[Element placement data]
start

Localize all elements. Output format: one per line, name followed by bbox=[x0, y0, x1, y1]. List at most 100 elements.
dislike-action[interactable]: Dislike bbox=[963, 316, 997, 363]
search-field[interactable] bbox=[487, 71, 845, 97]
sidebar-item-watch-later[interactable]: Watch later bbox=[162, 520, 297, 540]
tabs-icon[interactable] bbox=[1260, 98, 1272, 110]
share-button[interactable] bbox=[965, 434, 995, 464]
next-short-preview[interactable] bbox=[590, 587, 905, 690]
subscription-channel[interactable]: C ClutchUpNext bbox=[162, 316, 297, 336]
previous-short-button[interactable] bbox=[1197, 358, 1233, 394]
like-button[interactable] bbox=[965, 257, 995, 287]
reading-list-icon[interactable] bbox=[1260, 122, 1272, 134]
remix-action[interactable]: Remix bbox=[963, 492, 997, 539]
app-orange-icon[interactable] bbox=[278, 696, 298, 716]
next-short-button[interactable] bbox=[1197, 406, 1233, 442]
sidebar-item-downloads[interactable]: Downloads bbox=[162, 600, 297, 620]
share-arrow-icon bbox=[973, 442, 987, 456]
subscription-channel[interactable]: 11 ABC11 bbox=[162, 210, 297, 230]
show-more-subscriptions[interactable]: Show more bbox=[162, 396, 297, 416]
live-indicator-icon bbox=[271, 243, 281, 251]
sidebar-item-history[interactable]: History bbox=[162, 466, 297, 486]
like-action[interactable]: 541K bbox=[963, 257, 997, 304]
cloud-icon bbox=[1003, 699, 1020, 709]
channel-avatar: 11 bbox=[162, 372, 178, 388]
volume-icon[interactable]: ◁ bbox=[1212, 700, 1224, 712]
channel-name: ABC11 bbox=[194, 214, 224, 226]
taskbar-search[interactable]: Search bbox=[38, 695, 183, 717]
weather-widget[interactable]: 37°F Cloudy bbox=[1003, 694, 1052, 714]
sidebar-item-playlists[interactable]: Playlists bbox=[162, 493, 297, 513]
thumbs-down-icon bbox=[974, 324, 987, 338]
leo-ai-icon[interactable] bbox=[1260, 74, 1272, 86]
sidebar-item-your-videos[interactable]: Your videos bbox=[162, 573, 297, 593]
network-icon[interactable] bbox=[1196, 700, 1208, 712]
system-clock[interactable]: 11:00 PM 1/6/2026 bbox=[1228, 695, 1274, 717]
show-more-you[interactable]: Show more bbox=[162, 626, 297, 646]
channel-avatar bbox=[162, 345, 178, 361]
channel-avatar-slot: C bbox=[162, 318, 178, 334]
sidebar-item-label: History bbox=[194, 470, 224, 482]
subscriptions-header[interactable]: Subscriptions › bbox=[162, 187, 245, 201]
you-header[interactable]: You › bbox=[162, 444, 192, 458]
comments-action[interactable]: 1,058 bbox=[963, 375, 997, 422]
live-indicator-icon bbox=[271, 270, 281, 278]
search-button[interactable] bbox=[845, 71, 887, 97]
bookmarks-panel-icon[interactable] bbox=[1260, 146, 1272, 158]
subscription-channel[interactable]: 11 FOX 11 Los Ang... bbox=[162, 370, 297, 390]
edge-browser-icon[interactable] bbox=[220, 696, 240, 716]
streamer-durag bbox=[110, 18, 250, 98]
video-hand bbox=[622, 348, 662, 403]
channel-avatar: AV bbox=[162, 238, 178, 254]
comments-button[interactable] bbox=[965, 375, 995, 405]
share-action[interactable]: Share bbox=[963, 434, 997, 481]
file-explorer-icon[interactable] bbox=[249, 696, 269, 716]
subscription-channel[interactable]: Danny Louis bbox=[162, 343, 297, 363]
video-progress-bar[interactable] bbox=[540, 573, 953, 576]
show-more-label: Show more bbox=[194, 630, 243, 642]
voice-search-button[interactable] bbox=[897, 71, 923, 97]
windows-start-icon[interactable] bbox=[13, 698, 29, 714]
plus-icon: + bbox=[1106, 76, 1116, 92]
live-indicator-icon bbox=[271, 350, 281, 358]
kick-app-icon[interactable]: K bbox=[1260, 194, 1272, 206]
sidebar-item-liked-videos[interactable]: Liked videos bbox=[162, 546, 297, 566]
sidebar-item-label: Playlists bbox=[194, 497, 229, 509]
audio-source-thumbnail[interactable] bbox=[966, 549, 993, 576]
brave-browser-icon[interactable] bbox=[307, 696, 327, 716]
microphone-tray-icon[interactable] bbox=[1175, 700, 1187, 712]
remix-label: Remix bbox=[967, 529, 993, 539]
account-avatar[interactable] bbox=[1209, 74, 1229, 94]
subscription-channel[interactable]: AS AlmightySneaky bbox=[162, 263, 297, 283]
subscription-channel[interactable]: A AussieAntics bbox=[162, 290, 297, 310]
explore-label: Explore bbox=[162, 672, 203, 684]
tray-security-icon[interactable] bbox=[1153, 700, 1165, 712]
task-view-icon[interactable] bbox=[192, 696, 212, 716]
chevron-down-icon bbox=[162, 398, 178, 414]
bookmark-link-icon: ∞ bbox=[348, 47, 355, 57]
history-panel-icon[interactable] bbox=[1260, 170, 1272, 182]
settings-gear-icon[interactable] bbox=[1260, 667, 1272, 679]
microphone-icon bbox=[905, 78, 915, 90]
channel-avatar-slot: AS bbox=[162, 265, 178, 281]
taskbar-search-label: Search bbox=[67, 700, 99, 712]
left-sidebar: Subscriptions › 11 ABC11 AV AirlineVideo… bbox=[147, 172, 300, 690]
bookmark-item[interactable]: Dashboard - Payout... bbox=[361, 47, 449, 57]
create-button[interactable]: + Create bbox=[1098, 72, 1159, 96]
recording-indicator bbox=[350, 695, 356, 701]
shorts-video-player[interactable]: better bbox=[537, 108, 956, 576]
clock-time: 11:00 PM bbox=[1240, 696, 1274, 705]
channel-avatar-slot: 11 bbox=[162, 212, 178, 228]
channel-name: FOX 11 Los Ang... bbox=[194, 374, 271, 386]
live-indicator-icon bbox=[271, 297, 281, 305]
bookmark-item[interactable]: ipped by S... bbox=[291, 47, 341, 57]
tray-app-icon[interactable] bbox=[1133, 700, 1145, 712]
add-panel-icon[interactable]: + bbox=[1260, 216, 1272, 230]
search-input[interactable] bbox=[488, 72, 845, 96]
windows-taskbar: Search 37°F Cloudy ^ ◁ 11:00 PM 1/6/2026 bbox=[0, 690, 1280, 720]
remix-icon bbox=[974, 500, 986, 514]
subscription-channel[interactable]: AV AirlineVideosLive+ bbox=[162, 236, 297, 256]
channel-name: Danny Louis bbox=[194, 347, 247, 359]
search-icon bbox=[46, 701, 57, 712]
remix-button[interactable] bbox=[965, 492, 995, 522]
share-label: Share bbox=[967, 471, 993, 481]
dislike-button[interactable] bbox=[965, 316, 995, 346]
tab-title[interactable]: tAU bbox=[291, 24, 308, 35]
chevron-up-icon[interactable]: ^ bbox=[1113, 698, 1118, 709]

end

> _The exercise_
Reproduce the lines above exactly, covering the stretch from the first line through the line containing "channel-avatar bbox=[162, 345, 178, 361]".

> _Exercise result_
Localize all elements. Output format: one per line, name followed by bbox=[x0, y0, x1, y1]. List at most 100 elements.
dislike-action[interactable]: Dislike bbox=[963, 316, 997, 363]
search-field[interactable] bbox=[487, 71, 845, 97]
sidebar-item-watch-later[interactable]: Watch later bbox=[162, 520, 297, 540]
tabs-icon[interactable] bbox=[1260, 98, 1272, 110]
share-button[interactable] bbox=[965, 434, 995, 464]
next-short-preview[interactable] bbox=[590, 587, 905, 690]
subscription-channel[interactable]: C ClutchUpNext bbox=[162, 316, 297, 336]
previous-short-button[interactable] bbox=[1197, 358, 1233, 394]
like-button[interactable] bbox=[965, 257, 995, 287]
reading-list-icon[interactable] bbox=[1260, 122, 1272, 134]
remix-action[interactable]: Remix bbox=[963, 492, 997, 539]
app-orange-icon[interactable] bbox=[278, 696, 298, 716]
next-short-button[interactable] bbox=[1197, 406, 1233, 442]
sidebar-item-downloads[interactable]: Downloads bbox=[162, 600, 297, 620]
share-arrow-icon bbox=[973, 442, 987, 456]
subscription-channel[interactable]: 11 ABC11 bbox=[162, 210, 297, 230]
show-more-subscriptions[interactable]: Show more bbox=[162, 396, 297, 416]
live-indicator-icon bbox=[271, 243, 281, 251]
sidebar-item-history[interactable]: History bbox=[162, 466, 297, 486]
like-action[interactable]: 541K bbox=[963, 257, 997, 304]
cloud-icon bbox=[1003, 699, 1020, 709]
channel-avatar: 11 bbox=[162, 372, 178, 388]
volume-icon[interactable]: ◁ bbox=[1212, 700, 1224, 712]
channel-name: ABC11 bbox=[194, 214, 224, 226]
taskbar-search[interactable]: Search bbox=[38, 695, 183, 717]
weather-widget[interactable]: 37°F Cloudy bbox=[1003, 694, 1052, 714]
sidebar-item-playlists[interactable]: Playlists bbox=[162, 493, 297, 513]
thumbs-down-icon bbox=[974, 324, 987, 338]
leo-ai-icon[interactable] bbox=[1260, 74, 1272, 86]
sidebar-item-your-videos[interactable]: Your videos bbox=[162, 573, 297, 593]
network-icon[interactable] bbox=[1196, 700, 1208, 712]
system-clock[interactable]: 11:00 PM 1/6/2026 bbox=[1228, 695, 1274, 717]
show-more-you[interactable]: Show more bbox=[162, 626, 297, 646]
channel-avatar bbox=[162, 345, 178, 361]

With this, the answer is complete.